start TASK MATERIAL
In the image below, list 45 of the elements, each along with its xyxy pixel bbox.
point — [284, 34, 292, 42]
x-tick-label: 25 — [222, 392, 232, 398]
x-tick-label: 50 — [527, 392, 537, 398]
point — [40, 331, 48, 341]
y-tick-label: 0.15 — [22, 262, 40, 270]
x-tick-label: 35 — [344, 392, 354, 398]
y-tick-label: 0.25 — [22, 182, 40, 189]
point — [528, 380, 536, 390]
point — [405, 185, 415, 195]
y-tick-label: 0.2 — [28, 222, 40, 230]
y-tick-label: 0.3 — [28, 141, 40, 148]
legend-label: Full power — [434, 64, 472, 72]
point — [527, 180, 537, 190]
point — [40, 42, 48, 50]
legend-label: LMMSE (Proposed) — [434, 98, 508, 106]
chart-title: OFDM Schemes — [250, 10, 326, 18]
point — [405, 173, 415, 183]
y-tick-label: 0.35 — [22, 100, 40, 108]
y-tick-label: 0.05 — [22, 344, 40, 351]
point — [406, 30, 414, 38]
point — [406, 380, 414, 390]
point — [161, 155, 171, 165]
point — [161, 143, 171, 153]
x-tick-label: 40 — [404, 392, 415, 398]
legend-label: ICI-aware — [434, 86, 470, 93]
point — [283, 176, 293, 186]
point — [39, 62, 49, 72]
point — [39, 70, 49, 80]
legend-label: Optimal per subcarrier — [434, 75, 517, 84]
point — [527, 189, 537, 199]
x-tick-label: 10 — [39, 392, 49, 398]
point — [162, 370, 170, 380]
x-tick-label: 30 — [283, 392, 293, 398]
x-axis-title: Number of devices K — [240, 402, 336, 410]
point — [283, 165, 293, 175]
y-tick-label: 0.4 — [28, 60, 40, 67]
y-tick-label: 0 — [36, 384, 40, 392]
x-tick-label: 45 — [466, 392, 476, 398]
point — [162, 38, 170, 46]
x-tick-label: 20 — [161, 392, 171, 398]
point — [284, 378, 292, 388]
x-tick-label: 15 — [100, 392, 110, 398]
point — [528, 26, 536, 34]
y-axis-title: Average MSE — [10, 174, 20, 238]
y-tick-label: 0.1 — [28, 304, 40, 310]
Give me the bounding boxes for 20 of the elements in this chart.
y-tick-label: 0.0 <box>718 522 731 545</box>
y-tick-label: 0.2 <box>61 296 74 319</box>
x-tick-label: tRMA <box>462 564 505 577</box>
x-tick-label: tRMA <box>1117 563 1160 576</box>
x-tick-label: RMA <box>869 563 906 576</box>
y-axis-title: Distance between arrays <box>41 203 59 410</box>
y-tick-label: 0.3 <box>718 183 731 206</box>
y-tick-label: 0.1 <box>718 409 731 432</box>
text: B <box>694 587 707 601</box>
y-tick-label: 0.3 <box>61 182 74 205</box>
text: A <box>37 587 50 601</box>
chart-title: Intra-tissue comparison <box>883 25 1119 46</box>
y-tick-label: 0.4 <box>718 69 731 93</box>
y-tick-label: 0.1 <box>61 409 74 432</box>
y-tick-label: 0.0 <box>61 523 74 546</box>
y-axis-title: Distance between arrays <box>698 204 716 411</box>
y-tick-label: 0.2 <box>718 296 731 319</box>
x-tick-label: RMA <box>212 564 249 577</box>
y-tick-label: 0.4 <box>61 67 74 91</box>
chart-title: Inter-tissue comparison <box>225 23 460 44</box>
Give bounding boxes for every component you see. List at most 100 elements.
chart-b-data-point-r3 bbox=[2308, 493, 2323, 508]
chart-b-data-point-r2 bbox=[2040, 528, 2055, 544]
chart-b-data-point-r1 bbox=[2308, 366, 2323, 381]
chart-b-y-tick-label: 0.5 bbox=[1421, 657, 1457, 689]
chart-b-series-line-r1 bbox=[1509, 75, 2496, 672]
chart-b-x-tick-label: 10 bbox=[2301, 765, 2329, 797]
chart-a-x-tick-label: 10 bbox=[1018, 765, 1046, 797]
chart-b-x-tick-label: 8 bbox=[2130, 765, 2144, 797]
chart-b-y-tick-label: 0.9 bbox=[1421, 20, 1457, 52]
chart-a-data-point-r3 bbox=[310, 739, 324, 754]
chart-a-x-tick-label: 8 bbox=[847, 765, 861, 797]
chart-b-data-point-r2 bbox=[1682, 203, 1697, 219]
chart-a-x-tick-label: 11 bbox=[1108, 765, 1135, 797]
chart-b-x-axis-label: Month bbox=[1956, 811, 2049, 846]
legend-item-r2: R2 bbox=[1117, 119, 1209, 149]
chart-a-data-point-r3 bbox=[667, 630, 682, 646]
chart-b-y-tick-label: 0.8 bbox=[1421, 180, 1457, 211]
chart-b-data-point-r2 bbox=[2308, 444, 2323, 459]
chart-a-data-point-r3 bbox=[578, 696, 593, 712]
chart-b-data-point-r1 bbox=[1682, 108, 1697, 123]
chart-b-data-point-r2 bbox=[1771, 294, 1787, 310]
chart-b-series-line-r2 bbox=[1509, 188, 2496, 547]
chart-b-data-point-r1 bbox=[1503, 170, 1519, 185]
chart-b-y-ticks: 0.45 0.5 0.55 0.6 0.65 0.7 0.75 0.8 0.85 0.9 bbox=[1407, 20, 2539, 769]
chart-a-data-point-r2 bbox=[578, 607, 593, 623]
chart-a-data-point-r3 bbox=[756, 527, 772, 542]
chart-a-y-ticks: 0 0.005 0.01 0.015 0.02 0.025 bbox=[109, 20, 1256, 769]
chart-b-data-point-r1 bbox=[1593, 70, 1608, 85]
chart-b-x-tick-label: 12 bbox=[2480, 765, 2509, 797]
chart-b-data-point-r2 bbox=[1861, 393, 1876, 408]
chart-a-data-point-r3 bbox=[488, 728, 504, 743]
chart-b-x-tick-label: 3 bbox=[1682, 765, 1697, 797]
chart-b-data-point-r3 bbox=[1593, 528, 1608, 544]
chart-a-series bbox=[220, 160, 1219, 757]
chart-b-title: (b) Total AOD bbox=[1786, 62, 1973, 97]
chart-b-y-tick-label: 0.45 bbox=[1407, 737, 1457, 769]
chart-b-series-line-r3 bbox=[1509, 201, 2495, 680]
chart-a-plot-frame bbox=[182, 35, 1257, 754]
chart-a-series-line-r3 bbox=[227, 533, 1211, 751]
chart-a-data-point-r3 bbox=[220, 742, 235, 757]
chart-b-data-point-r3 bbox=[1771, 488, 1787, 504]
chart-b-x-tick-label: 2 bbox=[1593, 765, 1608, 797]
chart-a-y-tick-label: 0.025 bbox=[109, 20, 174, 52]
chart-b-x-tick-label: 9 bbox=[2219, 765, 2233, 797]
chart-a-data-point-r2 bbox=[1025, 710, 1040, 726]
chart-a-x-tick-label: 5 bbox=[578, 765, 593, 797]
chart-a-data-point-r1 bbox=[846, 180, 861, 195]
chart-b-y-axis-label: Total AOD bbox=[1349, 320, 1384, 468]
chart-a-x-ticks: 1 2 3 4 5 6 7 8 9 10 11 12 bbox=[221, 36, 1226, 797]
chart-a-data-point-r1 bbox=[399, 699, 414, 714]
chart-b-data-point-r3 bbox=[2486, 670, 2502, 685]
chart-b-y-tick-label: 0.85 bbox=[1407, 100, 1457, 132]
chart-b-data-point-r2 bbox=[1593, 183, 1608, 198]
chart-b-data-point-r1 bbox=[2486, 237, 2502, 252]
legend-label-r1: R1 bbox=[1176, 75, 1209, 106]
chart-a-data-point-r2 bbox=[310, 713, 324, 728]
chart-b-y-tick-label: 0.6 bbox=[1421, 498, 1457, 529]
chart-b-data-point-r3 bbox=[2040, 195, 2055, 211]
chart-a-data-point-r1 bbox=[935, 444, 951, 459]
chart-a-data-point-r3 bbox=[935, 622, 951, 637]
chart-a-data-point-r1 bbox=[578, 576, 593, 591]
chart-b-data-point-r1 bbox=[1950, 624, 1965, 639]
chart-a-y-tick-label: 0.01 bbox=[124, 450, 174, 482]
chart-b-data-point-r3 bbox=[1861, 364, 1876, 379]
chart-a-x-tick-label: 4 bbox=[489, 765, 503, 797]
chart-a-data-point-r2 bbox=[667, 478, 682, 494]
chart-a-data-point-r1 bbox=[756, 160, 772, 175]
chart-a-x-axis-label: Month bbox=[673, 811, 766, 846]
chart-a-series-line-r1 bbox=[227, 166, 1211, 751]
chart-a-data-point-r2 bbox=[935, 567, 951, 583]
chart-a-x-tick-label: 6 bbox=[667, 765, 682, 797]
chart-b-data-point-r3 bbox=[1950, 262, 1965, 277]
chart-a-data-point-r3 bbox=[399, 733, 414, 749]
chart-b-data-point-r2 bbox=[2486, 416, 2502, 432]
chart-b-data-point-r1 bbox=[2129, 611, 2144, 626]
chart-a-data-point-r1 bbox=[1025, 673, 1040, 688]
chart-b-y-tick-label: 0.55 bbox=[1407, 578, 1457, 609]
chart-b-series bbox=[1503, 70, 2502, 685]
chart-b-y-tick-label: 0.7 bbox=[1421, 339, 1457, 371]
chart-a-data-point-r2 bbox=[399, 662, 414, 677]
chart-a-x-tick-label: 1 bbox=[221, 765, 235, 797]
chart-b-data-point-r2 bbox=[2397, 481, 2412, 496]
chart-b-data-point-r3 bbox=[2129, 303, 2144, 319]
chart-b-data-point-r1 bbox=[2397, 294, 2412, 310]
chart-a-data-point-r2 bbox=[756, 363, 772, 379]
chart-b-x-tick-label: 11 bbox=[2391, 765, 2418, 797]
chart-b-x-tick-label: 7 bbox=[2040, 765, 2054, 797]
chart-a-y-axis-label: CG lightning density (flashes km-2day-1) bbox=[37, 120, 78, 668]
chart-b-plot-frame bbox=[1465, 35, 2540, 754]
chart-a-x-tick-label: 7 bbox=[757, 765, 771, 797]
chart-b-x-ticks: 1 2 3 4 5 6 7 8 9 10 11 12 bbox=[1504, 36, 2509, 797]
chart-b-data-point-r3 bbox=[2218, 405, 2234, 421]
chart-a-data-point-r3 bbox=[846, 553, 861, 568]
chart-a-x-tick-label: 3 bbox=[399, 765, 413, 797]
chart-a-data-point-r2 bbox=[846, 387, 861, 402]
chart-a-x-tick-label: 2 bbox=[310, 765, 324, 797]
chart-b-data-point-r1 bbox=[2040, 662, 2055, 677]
end TASK MATERIAL
Reproduce the lines from the very beginning of the material through the line containing "legend-label: LMMSE (Proposed)", with that line included, and nothing else.

SOLUTION BELOW -
In the image below, list 45 of the elements, each along with its xyxy pixel bbox.
point — [284, 34, 292, 42]
x-tick-label: 25 — [222, 392, 232, 398]
x-tick-label: 50 — [527, 392, 537, 398]
point — [40, 331, 48, 341]
y-tick-label: 0.15 — [22, 262, 40, 270]
x-tick-label: 35 — [344, 392, 354, 398]
y-tick-label: 0.25 — [22, 182, 40, 189]
point — [528, 380, 536, 390]
point — [405, 185, 415, 195]
y-tick-label: 0.2 — [28, 222, 40, 230]
y-tick-label: 0.3 — [28, 141, 40, 148]
legend-label: Full power — [434, 64, 472, 72]
point — [527, 180, 537, 190]
point — [40, 42, 48, 50]
legend-label: LMMSE (Proposed) — [434, 98, 508, 106]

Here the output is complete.